(Collected data entries)

--- begin ---

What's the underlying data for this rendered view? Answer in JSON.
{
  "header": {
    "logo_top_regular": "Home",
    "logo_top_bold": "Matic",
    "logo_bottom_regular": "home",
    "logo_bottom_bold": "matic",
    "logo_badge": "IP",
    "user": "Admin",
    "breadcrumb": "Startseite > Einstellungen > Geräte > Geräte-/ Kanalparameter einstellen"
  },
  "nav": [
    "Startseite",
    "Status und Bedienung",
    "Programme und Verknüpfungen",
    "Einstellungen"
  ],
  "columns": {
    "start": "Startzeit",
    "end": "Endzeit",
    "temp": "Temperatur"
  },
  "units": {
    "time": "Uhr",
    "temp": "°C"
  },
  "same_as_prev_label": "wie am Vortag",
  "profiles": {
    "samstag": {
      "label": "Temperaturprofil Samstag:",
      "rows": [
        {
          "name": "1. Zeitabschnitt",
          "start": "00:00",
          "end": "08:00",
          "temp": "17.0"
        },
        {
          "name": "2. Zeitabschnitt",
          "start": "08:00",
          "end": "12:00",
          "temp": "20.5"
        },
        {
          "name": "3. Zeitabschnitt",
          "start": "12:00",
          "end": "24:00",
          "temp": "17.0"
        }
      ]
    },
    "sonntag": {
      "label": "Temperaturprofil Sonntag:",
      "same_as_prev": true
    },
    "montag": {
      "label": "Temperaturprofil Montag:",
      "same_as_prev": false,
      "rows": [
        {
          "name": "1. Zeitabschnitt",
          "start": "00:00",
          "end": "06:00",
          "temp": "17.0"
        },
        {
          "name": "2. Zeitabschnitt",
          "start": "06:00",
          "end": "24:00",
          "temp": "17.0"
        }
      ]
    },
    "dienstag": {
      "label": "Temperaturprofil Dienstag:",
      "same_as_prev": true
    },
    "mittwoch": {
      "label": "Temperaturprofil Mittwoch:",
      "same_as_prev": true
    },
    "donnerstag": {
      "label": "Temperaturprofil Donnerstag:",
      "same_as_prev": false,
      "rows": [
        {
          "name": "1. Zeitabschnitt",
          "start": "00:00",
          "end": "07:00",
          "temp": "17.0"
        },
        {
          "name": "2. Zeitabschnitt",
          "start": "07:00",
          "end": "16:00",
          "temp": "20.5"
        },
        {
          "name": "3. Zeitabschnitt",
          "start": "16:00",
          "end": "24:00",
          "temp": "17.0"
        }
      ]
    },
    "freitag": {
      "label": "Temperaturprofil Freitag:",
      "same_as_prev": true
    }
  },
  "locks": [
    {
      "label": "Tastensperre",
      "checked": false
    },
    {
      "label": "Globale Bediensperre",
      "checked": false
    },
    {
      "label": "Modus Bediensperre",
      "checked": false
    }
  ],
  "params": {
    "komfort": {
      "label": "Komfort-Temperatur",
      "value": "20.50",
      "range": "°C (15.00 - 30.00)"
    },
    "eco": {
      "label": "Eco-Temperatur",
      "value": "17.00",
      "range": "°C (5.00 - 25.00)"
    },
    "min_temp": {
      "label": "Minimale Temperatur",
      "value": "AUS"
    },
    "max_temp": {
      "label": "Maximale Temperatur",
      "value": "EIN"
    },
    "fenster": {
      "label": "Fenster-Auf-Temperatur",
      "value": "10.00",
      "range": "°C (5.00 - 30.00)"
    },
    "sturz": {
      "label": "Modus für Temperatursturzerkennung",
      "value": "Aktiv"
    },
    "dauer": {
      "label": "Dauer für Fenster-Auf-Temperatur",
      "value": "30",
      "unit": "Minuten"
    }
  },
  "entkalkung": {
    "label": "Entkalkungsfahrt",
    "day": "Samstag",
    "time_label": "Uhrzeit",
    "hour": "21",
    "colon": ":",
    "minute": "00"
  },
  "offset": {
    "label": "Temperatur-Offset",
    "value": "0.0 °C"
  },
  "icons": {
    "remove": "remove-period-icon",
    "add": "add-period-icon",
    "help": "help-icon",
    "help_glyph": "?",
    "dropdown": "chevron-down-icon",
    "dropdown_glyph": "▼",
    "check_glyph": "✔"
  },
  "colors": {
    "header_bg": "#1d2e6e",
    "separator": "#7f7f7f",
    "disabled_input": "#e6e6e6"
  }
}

--- end ---
--- begin ---

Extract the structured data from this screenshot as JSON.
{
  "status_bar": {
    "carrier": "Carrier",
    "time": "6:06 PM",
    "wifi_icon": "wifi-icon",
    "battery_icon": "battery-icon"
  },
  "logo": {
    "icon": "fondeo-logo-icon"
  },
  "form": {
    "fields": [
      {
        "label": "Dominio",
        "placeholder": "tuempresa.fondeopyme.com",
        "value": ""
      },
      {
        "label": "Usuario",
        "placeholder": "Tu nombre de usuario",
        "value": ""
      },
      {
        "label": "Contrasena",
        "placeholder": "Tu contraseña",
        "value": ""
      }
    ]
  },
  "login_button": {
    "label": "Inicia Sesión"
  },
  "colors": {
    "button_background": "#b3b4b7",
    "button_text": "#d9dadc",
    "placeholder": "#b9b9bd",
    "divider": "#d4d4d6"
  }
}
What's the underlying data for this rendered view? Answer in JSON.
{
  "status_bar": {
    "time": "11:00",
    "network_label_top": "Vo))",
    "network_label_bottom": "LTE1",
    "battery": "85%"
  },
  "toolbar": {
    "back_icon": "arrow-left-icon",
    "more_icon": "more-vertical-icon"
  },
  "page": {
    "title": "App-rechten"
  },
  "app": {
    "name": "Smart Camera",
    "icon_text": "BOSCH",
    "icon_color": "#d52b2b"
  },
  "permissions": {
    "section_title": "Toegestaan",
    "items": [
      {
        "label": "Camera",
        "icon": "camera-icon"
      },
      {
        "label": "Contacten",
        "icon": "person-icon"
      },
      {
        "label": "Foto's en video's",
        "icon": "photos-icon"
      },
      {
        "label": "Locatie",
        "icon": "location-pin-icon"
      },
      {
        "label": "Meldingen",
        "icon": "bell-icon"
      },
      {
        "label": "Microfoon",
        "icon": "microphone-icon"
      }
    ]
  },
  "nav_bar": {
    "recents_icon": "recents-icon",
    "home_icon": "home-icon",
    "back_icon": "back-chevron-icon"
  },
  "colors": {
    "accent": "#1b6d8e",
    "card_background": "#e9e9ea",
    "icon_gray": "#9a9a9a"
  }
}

--- end ---
--- begin ---

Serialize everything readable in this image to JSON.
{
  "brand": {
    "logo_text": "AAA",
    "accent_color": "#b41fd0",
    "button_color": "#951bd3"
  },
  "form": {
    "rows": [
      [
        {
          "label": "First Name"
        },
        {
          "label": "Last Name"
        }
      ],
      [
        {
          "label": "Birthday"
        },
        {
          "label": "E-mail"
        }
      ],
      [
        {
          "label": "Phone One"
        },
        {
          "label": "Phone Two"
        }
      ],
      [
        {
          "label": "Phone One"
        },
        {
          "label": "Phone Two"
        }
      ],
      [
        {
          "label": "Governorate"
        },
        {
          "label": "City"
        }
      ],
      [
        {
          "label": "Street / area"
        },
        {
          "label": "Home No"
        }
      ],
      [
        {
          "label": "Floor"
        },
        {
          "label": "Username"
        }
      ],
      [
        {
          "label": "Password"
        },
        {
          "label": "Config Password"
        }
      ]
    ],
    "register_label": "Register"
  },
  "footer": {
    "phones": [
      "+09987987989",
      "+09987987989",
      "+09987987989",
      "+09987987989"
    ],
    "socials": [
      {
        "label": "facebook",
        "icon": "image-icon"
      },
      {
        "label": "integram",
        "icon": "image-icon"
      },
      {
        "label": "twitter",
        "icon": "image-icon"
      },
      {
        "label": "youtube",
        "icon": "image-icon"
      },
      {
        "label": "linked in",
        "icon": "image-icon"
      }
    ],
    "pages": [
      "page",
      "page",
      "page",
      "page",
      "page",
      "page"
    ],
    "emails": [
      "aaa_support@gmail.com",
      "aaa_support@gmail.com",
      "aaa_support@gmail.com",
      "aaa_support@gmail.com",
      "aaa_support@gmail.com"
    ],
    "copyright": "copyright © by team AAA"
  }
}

--- end ---

## Work to do
Copy every line of the listing that contains the word "this".

## Exercise output
What's the underlying data for this rendered view? Answer in JSON.
Extract the structured data from this screenshot as JSON.
What's the underlying data for this rendered view? Answer in JSON.
Serialize everything readable in this image to JSON.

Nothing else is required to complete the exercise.